• DIRECTIONS: Examine the records and identify each line that includes the string "into". Copy those lines.

[Data entries for graphics]
========================================

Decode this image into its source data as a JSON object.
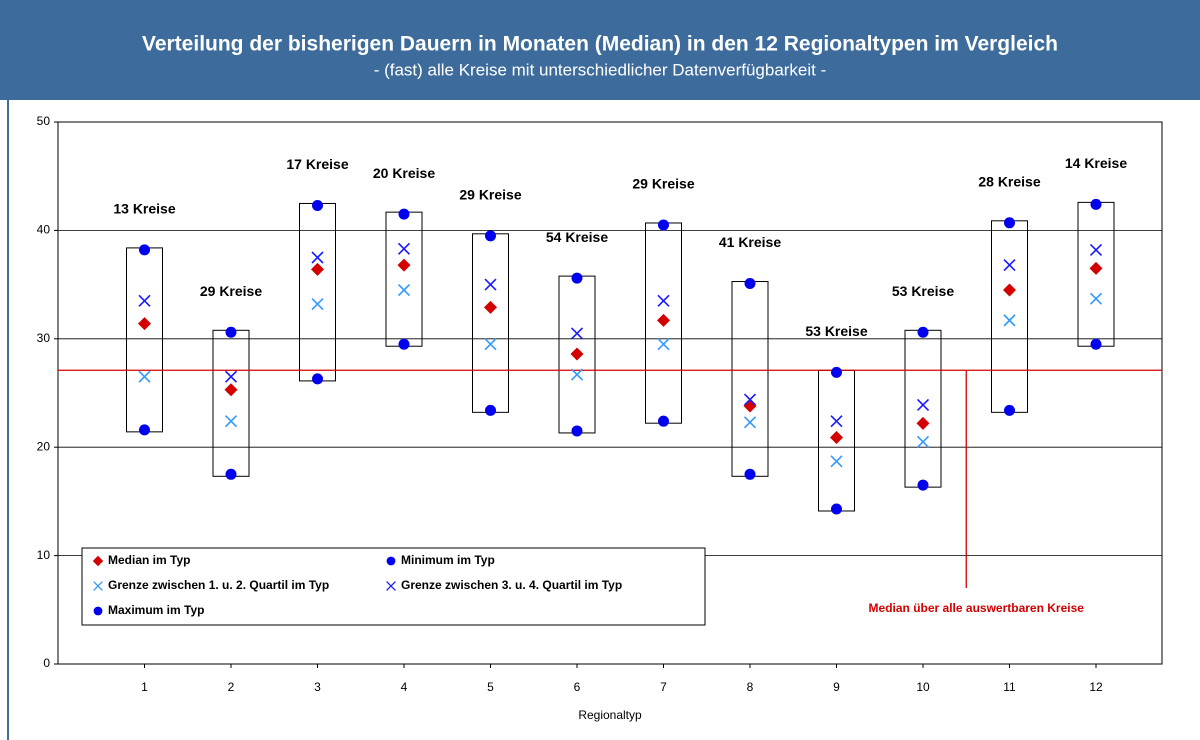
{
  "chart_data": {
    "type": "range",
    "title": "Verteilung der bisherigen Dauern in Monaten (Median) in den 12 Regionaltypen im Vergleich",
    "subtitle": "- (fast) alle Kreise mit unterschiedlicher Datenverfügbarkeit -",
    "x_label": "Regionaltyp",
    "categories": [
      "1",
      "2",
      "3",
      "4",
      "5",
      "6",
      "7",
      "8",
      "9",
      "10",
      "11",
      "12"
    ],
    "box_labels": [
      "13 Kreise",
      "29 Kreise",
      "17 Kreise",
      "20 Kreise",
      "29 Kreise",
      "54 Kreise",
      "29 Kreise",
      "41 Kreise",
      "53 Kreise",
      "53 Kreise",
      "28 Kreise",
      "14 Kreise"
    ],
    "series": [
      {
        "name": "Median im Typ",
        "color": "#d40000",
        "marker": "diamond",
        "values": [
          31.4,
          25.3,
          36.4,
          36.8,
          32.9,
          28.6,
          31.7,
          23.8,
          20.9,
          22.2,
          34.5,
          36.5
        ]
      },
      {
        "name": "Minimum im Typ",
        "color": "#0000ee",
        "marker": "circle",
        "values": [
          21.6,
          17.5,
          26.3,
          29.5,
          23.4,
          21.5,
          22.4,
          17.5,
          14.3,
          16.5,
          23.4,
          29.5
        ]
      },
      {
        "name": "Grenze zwischen 1. u. 2. Quartil im Typ",
        "color": "#3399ff",
        "marker": "x",
        "values": [
          26.5,
          22.4,
          33.2,
          34.5,
          29.5,
          26.7,
          29.5,
          22.3,
          18.7,
          20.5,
          31.7,
          33.7
        ]
      },
      {
        "name": "Grenze zwischen 3. u. 4. Quartil im Typ",
        "color": "#1a1aff",
        "marker": "x",
        "values": [
          33.5,
          26.5,
          37.5,
          38.3,
          35.0,
          30.5,
          33.5,
          24.4,
          22.4,
          23.9,
          36.8,
          38.2
        ]
      },
      {
        "name": "Maximum im Typ",
        "color": "#0000ee",
        "marker": "circle",
        "values": [
          38.2,
          30.6,
          42.3,
          41.5,
          39.5,
          35.6,
          40.5,
          35.1,
          26.9,
          30.6,
          40.7,
          42.4
        ]
      }
    ],
    "reference_line": {
      "value": 27.1,
      "label": "Median über alle auswertbaren Kreise",
      "color": "#d40000"
    },
    "ylim": [
      0,
      50
    ],
    "yticks": [
      0,
      10,
      20,
      30,
      40,
      50
    ],
    "grid": true
  }
}
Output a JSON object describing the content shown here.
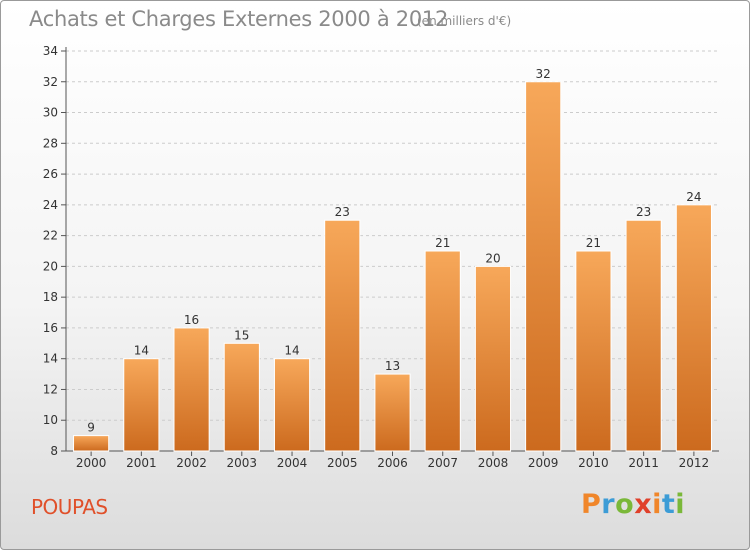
{
  "header": {
    "title": "Achats et Charges Externes 2000 à 2012",
    "subtitle": "(en milliers d'€)"
  },
  "footer": {
    "place": "POUPAS",
    "brand": "Proxiti",
    "brand_colors": [
      "#f0862a",
      "#3c9cd6",
      "#7ab839",
      "#e0402a",
      "#f0862a",
      "#3c9cd6",
      "#7ab839"
    ]
  },
  "colors": {
    "bar_top": "#f7a85a",
    "bar_bottom": "#cc6a1e",
    "axis": "#555555",
    "grid": "#cccccc",
    "place": "#e0502a"
  },
  "chart_data": {
    "type": "bar",
    "title": "Achats et Charges Externes 2000 à 2012",
    "subtitle": "(en milliers d'€)",
    "categories": [
      "2000",
      "2001",
      "2002",
      "2003",
      "2004",
      "2005",
      "2006",
      "2007",
      "2008",
      "2009",
      "2010",
      "2011",
      "2012"
    ],
    "values": [
      9,
      14,
      16,
      15,
      14,
      23,
      13,
      21,
      20,
      32,
      21,
      23,
      24
    ],
    "ylim": [
      8,
      34
    ],
    "yticks": [
      8,
      10,
      12,
      14,
      16,
      18,
      20,
      22,
      24,
      26,
      28,
      30,
      32,
      34
    ],
    "grid": "horizontal dashed",
    "legend": "none",
    "data_labels": true
  }
}
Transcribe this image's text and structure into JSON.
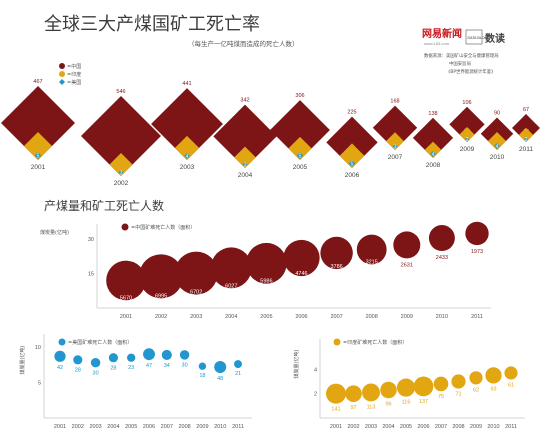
{
  "header": {
    "title": "全球三大产煤国矿工死亡率",
    "subtitle": "（每生产一亿吨煤而造成的死亡人数）",
    "brand_logo": "网易新闻",
    "brand_badge": "DATA BLOG",
    "brand_name": "数读",
    "brand_url": "www.163.com",
    "sources": [
      "数据来源：美国矿山安全与健康管理局",
      "中国安监局",
      "《BP世界能源统计年鉴》"
    ]
  },
  "colors": {
    "china": "#7d1416",
    "india": "#e2a613",
    "usa": "#2196cf",
    "axis": "#c9c9c9",
    "text": "#444444"
  },
  "chart_data": [
    {
      "type": "area",
      "title": "全球三大产煤国矿工死亡率",
      "subtitle": "（每生产一亿吨煤而造成的死亡人数）",
      "legend": [
        {
          "label": "=中国",
          "color": "#7d1416"
        },
        {
          "label": "=印度",
          "color": "#e2a613"
        },
        {
          "label": "=美国",
          "color": "#2196cf"
        }
      ],
      "categories": [
        "2001",
        "2002",
        "2003",
        "2004",
        "2005",
        "2006",
        "2007",
        "2008",
        "2009",
        "2010",
        "2011"
      ],
      "series": [
        {
          "name": "中国",
          "values": [
            467,
            546,
            441,
            342,
            306,
            225,
            168,
            138,
            106,
            90,
            67
          ]
        },
        {
          "name": "印度",
          "values": [
            70,
            47,
            52,
            41,
            48,
            54,
            28,
            24,
            20,
            29,
            18
          ]
        },
        {
          "name": "美国",
          "values": [
            5,
            3,
            4,
            3,
            5,
            5,
            3,
            4,
            2,
            4,
            2
          ]
        }
      ]
    },
    {
      "type": "scatter",
      "title": "产煤量和矿工死亡人数",
      "ylabel": "煤炭量(亿吨)",
      "ylim": [
        0,
        34
      ],
      "y_ticks": [
        15,
        30
      ],
      "legend": "=中国矿难死亡人数（面积）",
      "x": [
        "2001",
        "2002",
        "2003",
        "2004",
        "2005",
        "2006",
        "2007",
        "2008",
        "2009",
        "2010",
        "2011"
      ],
      "y": [
        12,
        13.8,
        15.2,
        17.5,
        19.5,
        21.8,
        24,
        25.5,
        27.5,
        30.5,
        32.5
      ],
      "labels": [
        5670,
        6995,
        6702,
        6027,
        5986,
        4746,
        3786,
        3215,
        2631,
        2433,
        1973
      ]
    },
    {
      "type": "scatter",
      "ylabel": "煤炭量(亿吨)",
      "ylim": [
        0,
        11
      ],
      "y_ticks": [
        5,
        10
      ],
      "legend": "=美国矿难死亡人数（面积）",
      "x": [
        "2001",
        "2002",
        "2003",
        "2004",
        "2005",
        "2006",
        "2007",
        "2008",
        "2009",
        "2010",
        "2011"
      ],
      "y": [
        8.7,
        8.2,
        7.8,
        8.5,
        8.5,
        9.0,
        8.9,
        8.9,
        7.3,
        7.2,
        7.6
      ],
      "labels": [
        42,
        28,
        30,
        28,
        23,
        47,
        34,
        30,
        18,
        48,
        21
      ]
    },
    {
      "type": "scatter",
      "ylabel": "煤炭量(亿吨)",
      "ylim": [
        0,
        6
      ],
      "y_ticks": [
        2,
        4
      ],
      "legend": "=印度矿难死亡人数（面积）",
      "x": [
        "2001",
        "2002",
        "2003",
        "2004",
        "2005",
        "2006",
        "2007",
        "2008",
        "2009",
        "2010",
        "2011"
      ],
      "y": [
        2.0,
        2.0,
        2.1,
        2.3,
        2.5,
        2.6,
        2.8,
        3.0,
        3.3,
        3.5,
        3.7
      ],
      "labels": [
        141,
        97,
        113,
        96,
        116,
        137,
        75,
        71,
        62,
        93,
        61
      ]
    }
  ]
}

========================================

• THE RESPONSE:
Decode this image into its source data as a JSON object.
Transcribe this image's text and structure into JSON.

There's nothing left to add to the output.